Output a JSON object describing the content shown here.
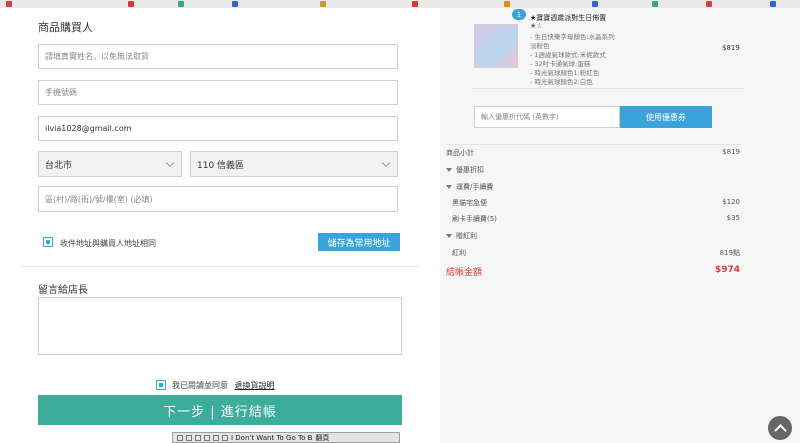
{
  "form": {
    "section_title": "商品購買人",
    "name_placeholder": "請填真實姓名，以免無法取貨",
    "phone_placeholder": "手機號碼",
    "email_value": "ilvia1028@gmail.com",
    "city_value": "台北市",
    "district_value": "110 信義區",
    "address_placeholder": "區(村)/路(街)/號/樓(室) (必填)",
    "same_address_label": "收件地址與購買人地址相同",
    "save_address_button": "儲存為常用地址",
    "message_title": "留言給店長",
    "agree_text": "我已閱讀並同意",
    "return_policy_link": "退換貨說明",
    "next_button": "下一步 | 進行結帳"
  },
  "player": {
    "track_title": "I Don't Want To Go To B",
    "more_label": "翻頁"
  },
  "order": {
    "badge_count": "1",
    "product_title": "★寶寶週歲派對生日佈置",
    "product_sub": "★☆",
    "options": [
      "- 生日快樂字母顏色:水晶系列",
      "  淡粉色",
      "- 1週歲氣球款式:米妮款式",
      "- 32吋卡通氣球:蛋糕",
      "- 時光氣球顏色1:粉紅色",
      "- 時光氣球顏色2:白色"
    ],
    "product_price": "$819",
    "coupon_placeholder": "輸入優惠折代碼 (英數字)",
    "coupon_button": "使用優惠券",
    "subtotal_label": "商品小計",
    "subtotal_value": "$819",
    "discount_label": "優惠折扣",
    "shipping_label": "運費/手續費",
    "delivery_label": "黑貓宅急便",
    "delivery_value": "$120",
    "card_fee_label": "刷卡手續費(5)",
    "card_fee_value": "$35",
    "bonus_label": "贈紅利",
    "bonus_item_label": "紅利",
    "bonus_item_value": "819點",
    "total_label": "結帳金額",
    "total_value": "$974"
  },
  "colors": {
    "accent_blue": "#3aa3d9",
    "next_green": "#3eac9b",
    "total_red": "#e03b3b"
  }
}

-- REQUIRED WORK --
From the listing above, print every entry precisely and drop the pictures.

-- TASK ANSWER --
Output a JSON object describing the content shown here.
{
  "form": {
    "section_title": "商品購買人",
    "name_placeholder": "請填真實姓名，以免無法取貨",
    "phone_placeholder": "手機號碼",
    "email_value": "ilvia1028@gmail.com",
    "city_value": "台北市",
    "district_value": "110 信義區",
    "address_placeholder": "區(村)/路(街)/號/樓(室) (必填)",
    "same_address_label": "收件地址與購買人地址相同",
    "save_address_button": "儲存為常用地址",
    "message_title": "留言給店長",
    "agree_text": "我已閱讀並同意",
    "return_policy_link": "退換貨說明",
    "next_button": "下一步 | 進行結帳"
  },
  "player": {
    "track_title": "I Don't Want To Go To B",
    "more_label": "翻頁"
  },
  "order": {
    "badge_count": "1",
    "product_title": "★寶寶週歲派對生日佈置",
    "product_sub": "★☆",
    "options": [
      "- 生日快樂字母顏色:水晶系列",
      "  淡粉色",
      "- 1週歲氣球款式:米妮款式",
      "- 32吋卡通氣球:蛋糕",
      "- 時光氣球顏色1:粉紅色",
      "- 時光氣球顏色2:白色"
    ],
    "product_price": "$819",
    "coupon_placeholder": "輸入優惠折代碼 (英數字)",
    "coupon_button": "使用優惠券",
    "subtotal_label": "商品小計",
    "subtotal_value": "$819",
    "discount_label": "優惠折扣",
    "shipping_label": "運費/手續費",
    "delivery_label": "黑貓宅急便",
    "delivery_value": "$120",
    "card_fee_label": "刷卡手續費(5)",
    "card_fee_value": "$35",
    "bonus_label": "贈紅利",
    "bonus_item_label": "紅利",
    "bonus_item_value": "819點",
    "total_label": "結帳金額",
    "total_value": "$974"
  },
  "colors": {
    "accent_blue": "#3aa3d9",
    "next_green": "#3eac9b",
    "total_red": "#e03b3b"
  }
}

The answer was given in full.